# [DESCRIPTION OF THE TASK]
The records below are to be copied word for word, with every picture left out.

# [SUPPLIED INFORMATION]
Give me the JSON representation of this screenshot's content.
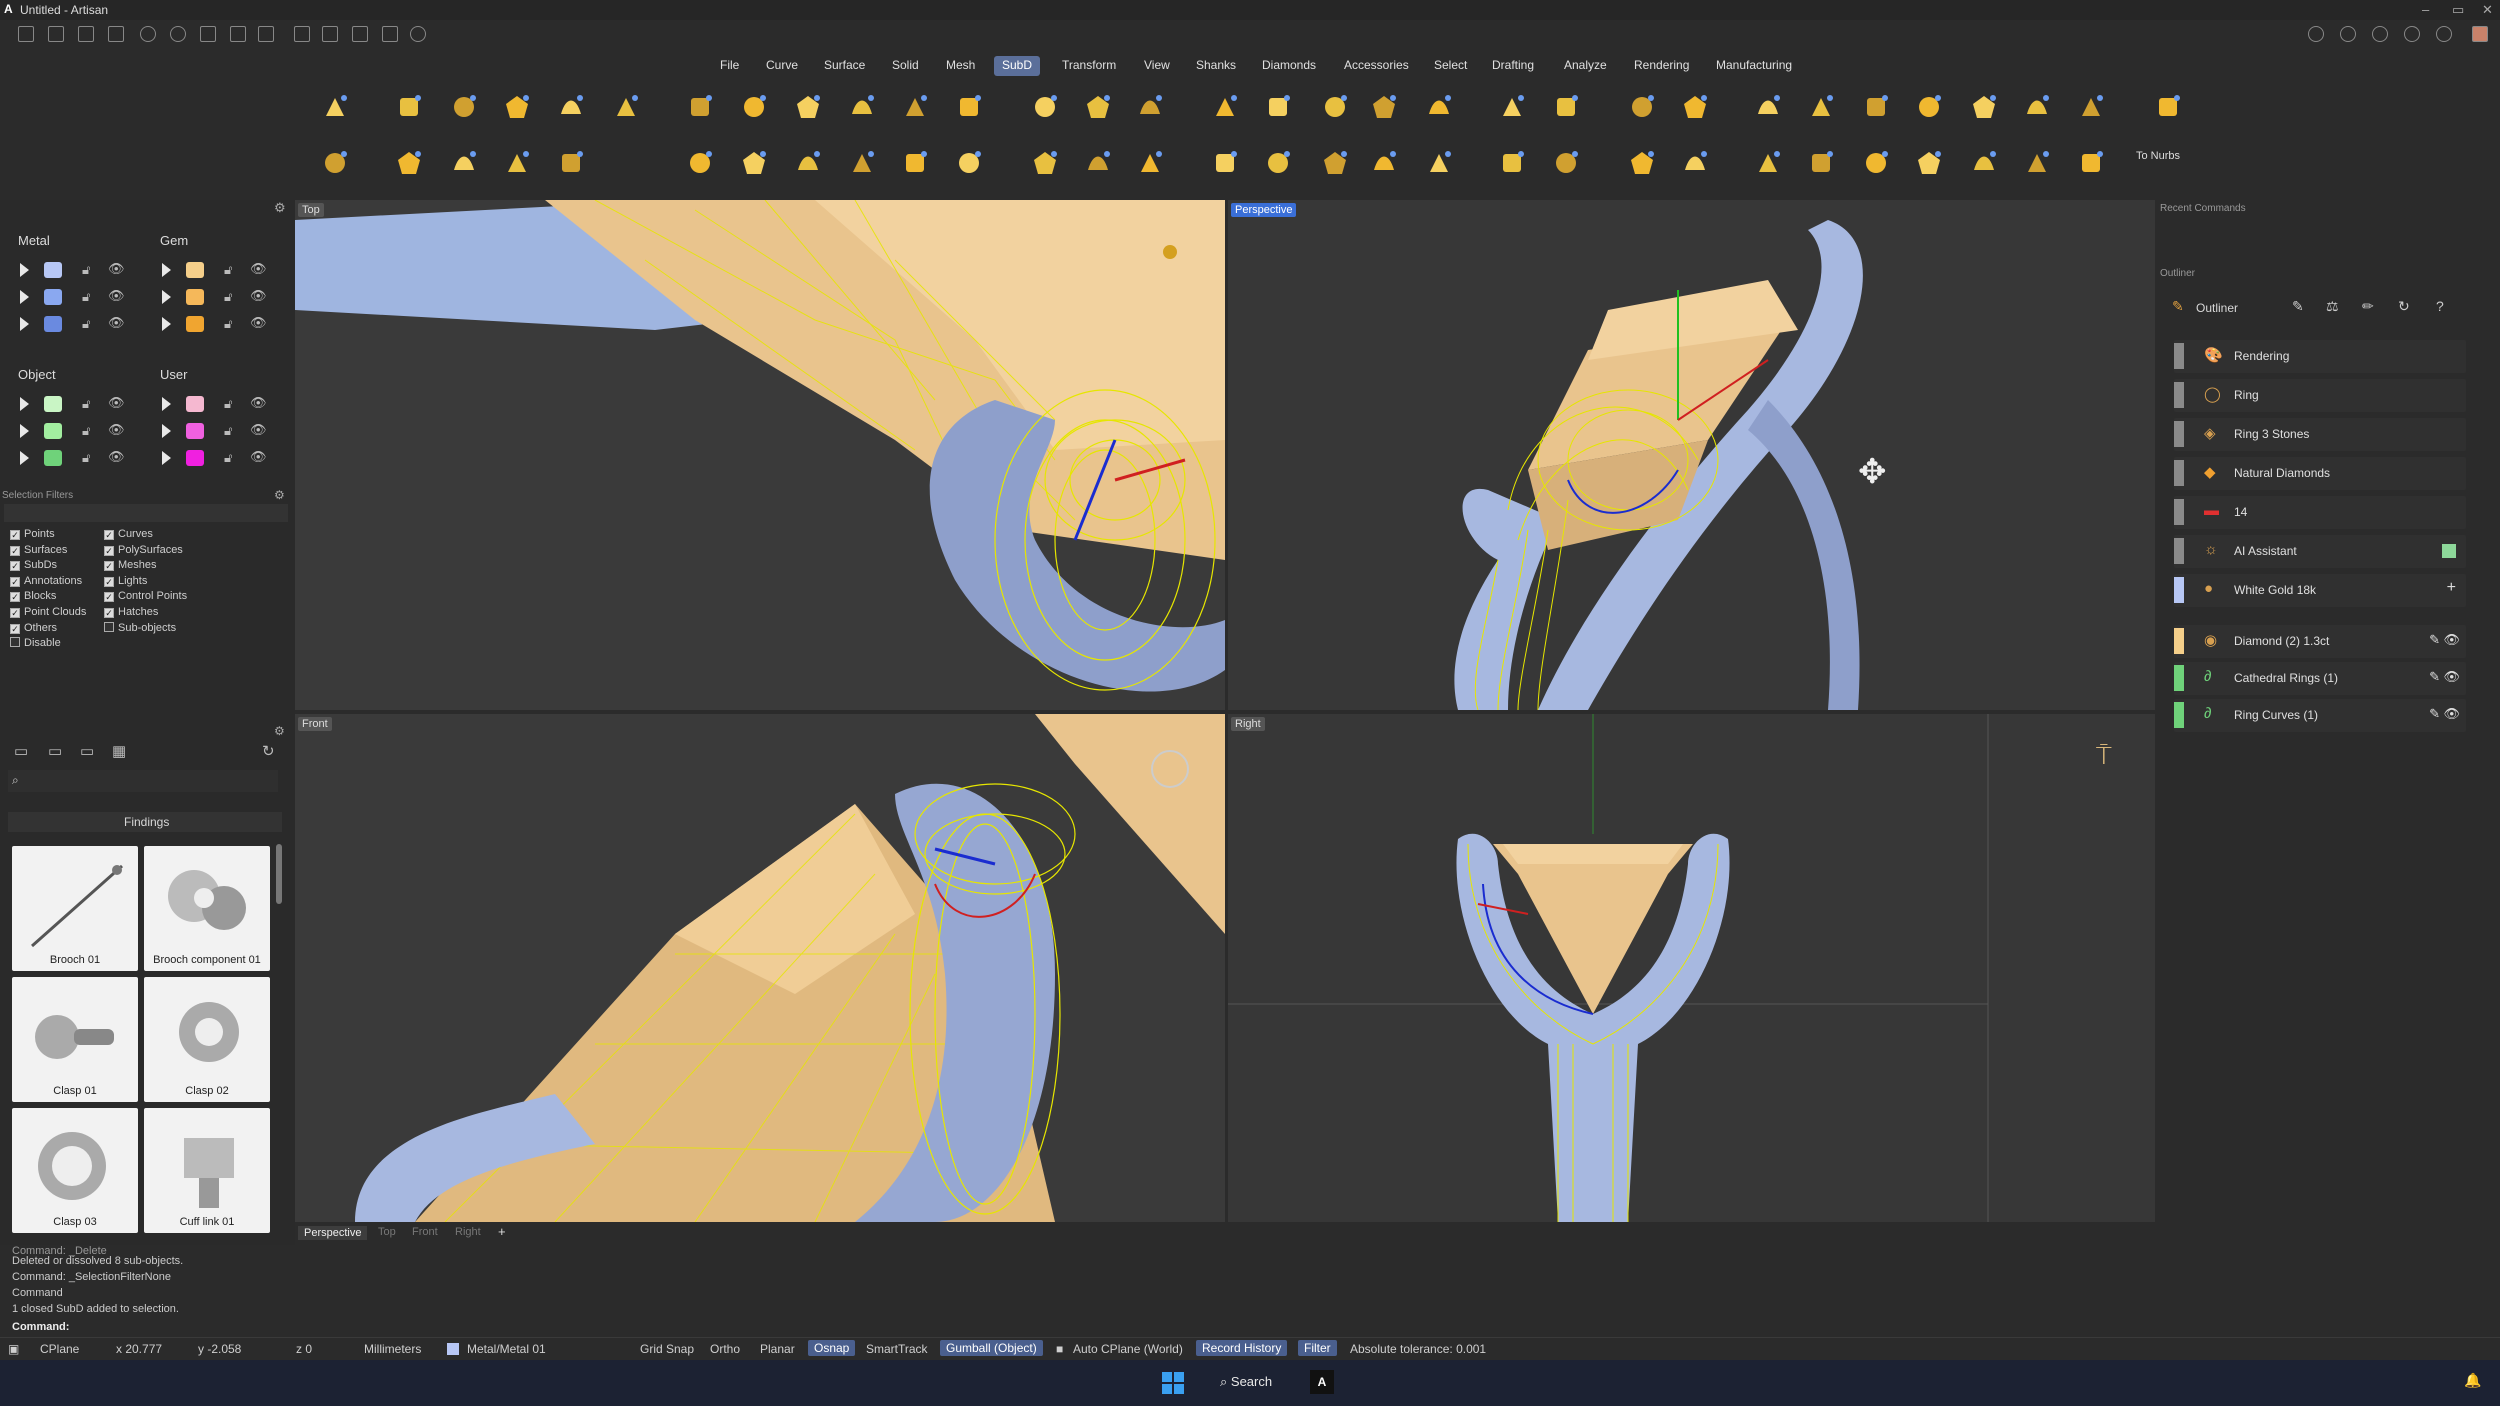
{
  "window": {
    "title": "Untitled - Artisan"
  },
  "menus": [
    "File",
    "Curve",
    "Surface",
    "Solid",
    "Mesh",
    "SubD",
    "Transform",
    "View",
    "Shanks",
    "Diamonds",
    "Accessories",
    "Select",
    "Drafting",
    "Analyze",
    "Rendering",
    "Manufacturing"
  ],
  "menu_active": "SubD",
  "toolbar": {
    "to_nurbs_label": "To Nurbs"
  },
  "layers": {
    "metal_label": "Metal",
    "gem_label": "Gem",
    "object_label": "Object",
    "user_label": "User",
    "metal_colors": [
      "#b7c7f5",
      "#8aa8f0",
      "#6a8ae0"
    ],
    "gem_colors": [
      "#f5cf8a",
      "#f5b85a",
      "#f0a530"
    ],
    "object_colors": [
      "#c9f5c5",
      "#a2eea0",
      "#6fd27a"
    ],
    "user_colors": [
      "#f5b8d0",
      "#f060e0",
      "#f020e0"
    ]
  },
  "selection_filters": {
    "title": "Selection Filters",
    "col1": [
      {
        "label": "Points",
        "on": true
      },
      {
        "label": "Surfaces",
        "on": true
      },
      {
        "label": "SubDs",
        "on": true
      },
      {
        "label": "Annotations",
        "on": true
      },
      {
        "label": "Blocks",
        "on": true
      },
      {
        "label": "Point Clouds",
        "on": true
      },
      {
        "label": "Others",
        "on": true
      },
      {
        "label": "Disable",
        "on": false
      }
    ],
    "col2": [
      {
        "label": "Curves",
        "on": true
      },
      {
        "label": "PolySurfaces",
        "on": true
      },
      {
        "label": "Meshes",
        "on": true
      },
      {
        "label": "Lights",
        "on": true
      },
      {
        "label": "Control Points",
        "on": true
      },
      {
        "label": "Hatches",
        "on": true
      },
      {
        "label": "Sub-objects",
        "on": false
      }
    ]
  },
  "findings": {
    "title": "Findings",
    "items": [
      "Brooch 01",
      "Brooch component 01",
      "Clasp 01",
      "Clasp 02",
      "Clasp 03",
      "Cuff link 01"
    ]
  },
  "viewports": {
    "top": "Top",
    "perspective": "Perspective",
    "front": "Front",
    "right": "Right"
  },
  "viewport_tabs": [
    "Perspective",
    "Top",
    "Front",
    "Right"
  ],
  "recent_commands_label": "Recent Commands",
  "outliner": {
    "panel_label": "Outliner",
    "title": "Outliner",
    "items": [
      {
        "label": "Rendering",
        "bar": "#8a8a8a",
        "icon": "🎨"
      },
      {
        "label": "Ring",
        "bar": "#8a8a8a",
        "icon": "◯"
      },
      {
        "label": "Ring 3 Stones",
        "bar": "#8a8a8a",
        "icon": "◈"
      },
      {
        "label": "Natural Diamonds",
        "bar": "#8a8a8a",
        "icon": "◆"
      },
      {
        "label": "14",
        "bar": "#8a8a8a",
        "icon": "▬"
      },
      {
        "label": "AI Assistant",
        "bar": "#8a8a8a",
        "icon": "☼"
      },
      {
        "label": "White Gold 18k",
        "bar": "#b7c7f5",
        "icon": "●"
      },
      {
        "label": "Diamond (2) 1.3ct",
        "bar": "#f5cf8a",
        "icon": "◉"
      },
      {
        "label": "Cathedral Rings (1)",
        "bar": "#6fd27a",
        "icon": "∂"
      },
      {
        "label": "Ring Curves (1)",
        "bar": "#6fd27a",
        "icon": "∂"
      }
    ]
  },
  "command": {
    "history": [
      "Command: _Delete",
      "Deleted or dissolved 8 sub-objects.",
      "Command: _SelectionFilterNone",
      "Command",
      "1 closed SubD added to selection."
    ],
    "prompt": "Command:"
  },
  "status": {
    "cplane": "CPlane",
    "x": "x 20.777",
    "y": "y -2.058",
    "z": "z 0",
    "units": "Millimeters",
    "layer": "Metal/Metal 01",
    "grid_snap": "Grid Snap",
    "ortho": "Ortho",
    "planar": "Planar",
    "osnap": "Osnap",
    "smarttrack": "SmartTrack",
    "gumball": "Gumball (Object)",
    "auto_cplane": "Auto CPlane (World)",
    "record_history": "Record History",
    "filter": "Filter",
    "tolerance": "Absolute tolerance: 0.001"
  },
  "taskbar": {
    "search": "Search"
  },
  "colors": {
    "accent": "#3a6fd8",
    "gem": "#e8c48a",
    "metal": "#9fb0d8",
    "wire": "#e6e600"
  }
}
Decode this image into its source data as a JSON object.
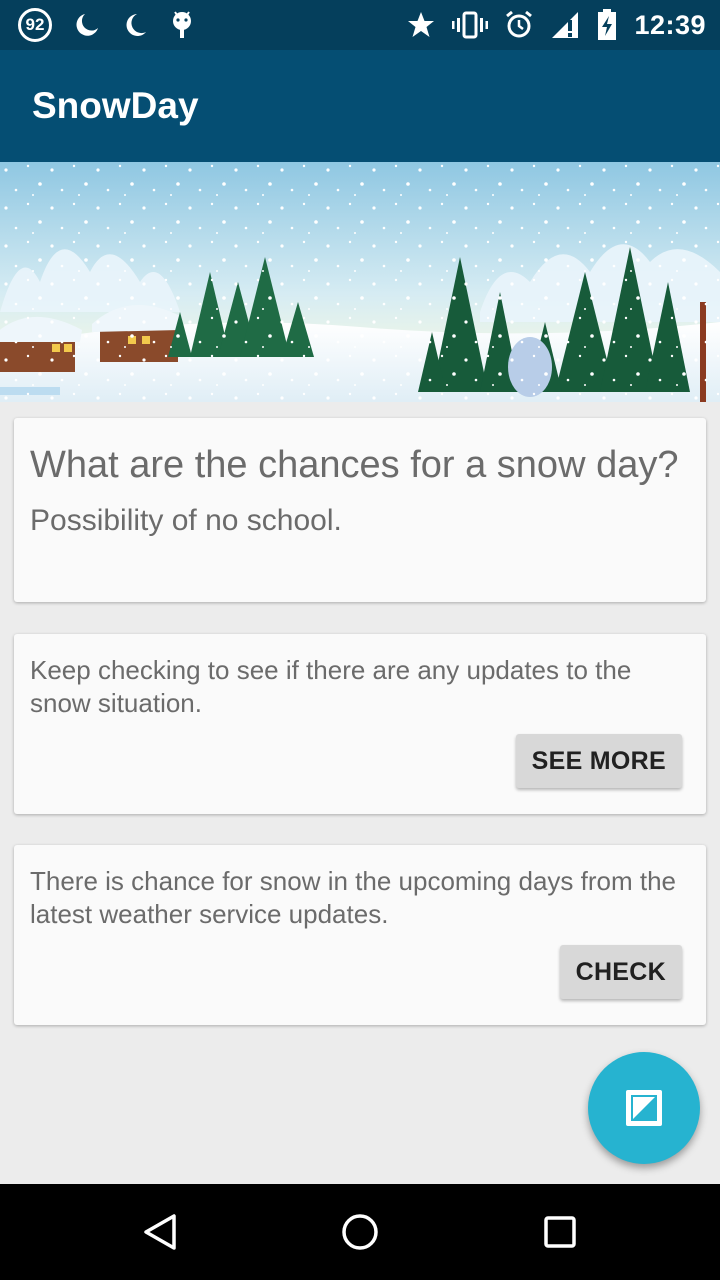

# [CORRECT RESULT]
Give me the JSON representation of this screenshot's content.
{
  "window": {
    "title": "Untitled - Artisan"
  },
  "menus": [
    "File",
    "Curve",
    "Surface",
    "Solid",
    "Mesh",
    "SubD",
    "Transform",
    "View",
    "Shanks",
    "Diamonds",
    "Accessories",
    "Select",
    "Drafting",
    "Analyze",
    "Rendering",
    "Manufacturing"
  ],
  "menu_active": "SubD",
  "toolbar": {
    "to_nurbs_label": "To Nurbs"
  },
  "layers": {
    "metal_label": "Metal",
    "gem_label": "Gem",
    "object_label": "Object",
    "user_label": "User",
    "metal_colors": [
      "#b7c7f5",
      "#8aa8f0",
      "#6a8ae0"
    ],
    "gem_colors": [
      "#f5cf8a",
      "#f5b85a",
      "#f0a530"
    ],
    "object_colors": [
      "#c9f5c5",
      "#a2eea0",
      "#6fd27a"
    ],
    "user_colors": [
      "#f5b8d0",
      "#f060e0",
      "#f020e0"
    ]
  },
  "selection_filters": {
    "title": "Selection Filters",
    "col1": [
      {
        "label": "Points",
        "on": true
      },
      {
        "label": "Surfaces",
        "on": true
      },
      {
        "label": "SubDs",
        "on": true
      },
      {
        "label": "Annotations",
        "on": true
      },
      {
        "label": "Blocks",
        "on": true
      },
      {
        "label": "Point Clouds",
        "on": true
      },
      {
        "label": "Others",
        "on": true
      },
      {
        "label": "Disable",
        "on": false
      }
    ],
    "col2": [
      {
        "label": "Curves",
        "on": true
      },
      {
        "label": "PolySurfaces",
        "on": true
      },
      {
        "label": "Meshes",
        "on": true
      },
      {
        "label": "Lights",
        "on": true
      },
      {
        "label": "Control Points",
        "on": true
      },
      {
        "label": "Hatches",
        "on": true
      },
      {
        "label": "Sub-objects",
        "on": false
      }
    ]
  },
  "findings": {
    "title": "Findings",
    "items": [
      "Brooch 01",
      "Brooch component 01",
      "Clasp 01",
      "Clasp 02",
      "Clasp 03",
      "Cuff link 01"
    ]
  },
  "viewports": {
    "top": "Top",
    "perspective": "Perspective",
    "front": "Front",
    "right": "Right"
  },
  "viewport_tabs": [
    "Perspective",
    "Top",
    "Front",
    "Right"
  ],
  "recent_commands_label": "Recent Commands",
  "outliner": {
    "panel_label": "Outliner",
    "title": "Outliner",
    "items": [
      {
        "label": "Rendering",
        "bar": "#8a8a8a",
        "icon": "🎨"
      },
      {
        "label": "Ring",
        "bar": "#8a8a8a",
        "icon": "◯"
      },
      {
        "label": "Ring 3 Stones",
        "bar": "#8a8a8a",
        "icon": "◈"
      },
      {
        "label": "Natural Diamonds",
        "bar": "#8a8a8a",
        "icon": "◆"
      },
      {
        "label": "14",
        "bar": "#8a8a8a",
        "icon": "▬"
      },
      {
        "label": "AI Assistant",
        "bar": "#8a8a8a",
        "icon": "☼"
      },
      {
        "label": "White Gold 18k",
        "bar": "#b7c7f5",
        "icon": "●"
      },
      {
        "label": "Diamond (2) 1.3ct",
        "bar": "#f5cf8a",
        "icon": "◉"
      },
      {
        "label": "Cathedral Rings (1)",
        "bar": "#6fd27a",
        "icon": "∂"
      },
      {
        "label": "Ring Curves (1)",
        "bar": "#6fd27a",
        "icon": "∂"
      }
    ]
  },
  "command": {
    "history": [
      "Command: _Delete",
      "Deleted or dissolved 8 sub-objects.",
      "Command: _SelectionFilterNone",
      "Command",
      "1 closed SubD added to selection."
    ],
    "prompt": "Command:"
  },
  "status": {
    "cplane": "CPlane",
    "x": "x 20.777",
    "y": "y -2.058",
    "z": "z 0",
    "units": "Millimeters",
    "layer": "Metal/Metal 01",
    "grid_snap": "Grid Snap",
    "ortho": "Ortho",
    "planar": "Planar",
    "osnap": "Osnap",
    "smarttrack": "SmartTrack",
    "gumball": "Gumball (Object)",
    "auto_cplane": "Auto CPlane (World)",
    "record_history": "Record History",
    "filter": "Filter",
    "tolerance": "Absolute tolerance: 0.001"
  },
  "taskbar": {
    "search": "Search"
  },
  "colors": {
    "accent": "#3a6fd8",
    "gem": "#e8c48a",
    "metal": "#9fb0d8",
    "wire": "#e6e600"
  }
}
Decode this image into its source data as a JSON object.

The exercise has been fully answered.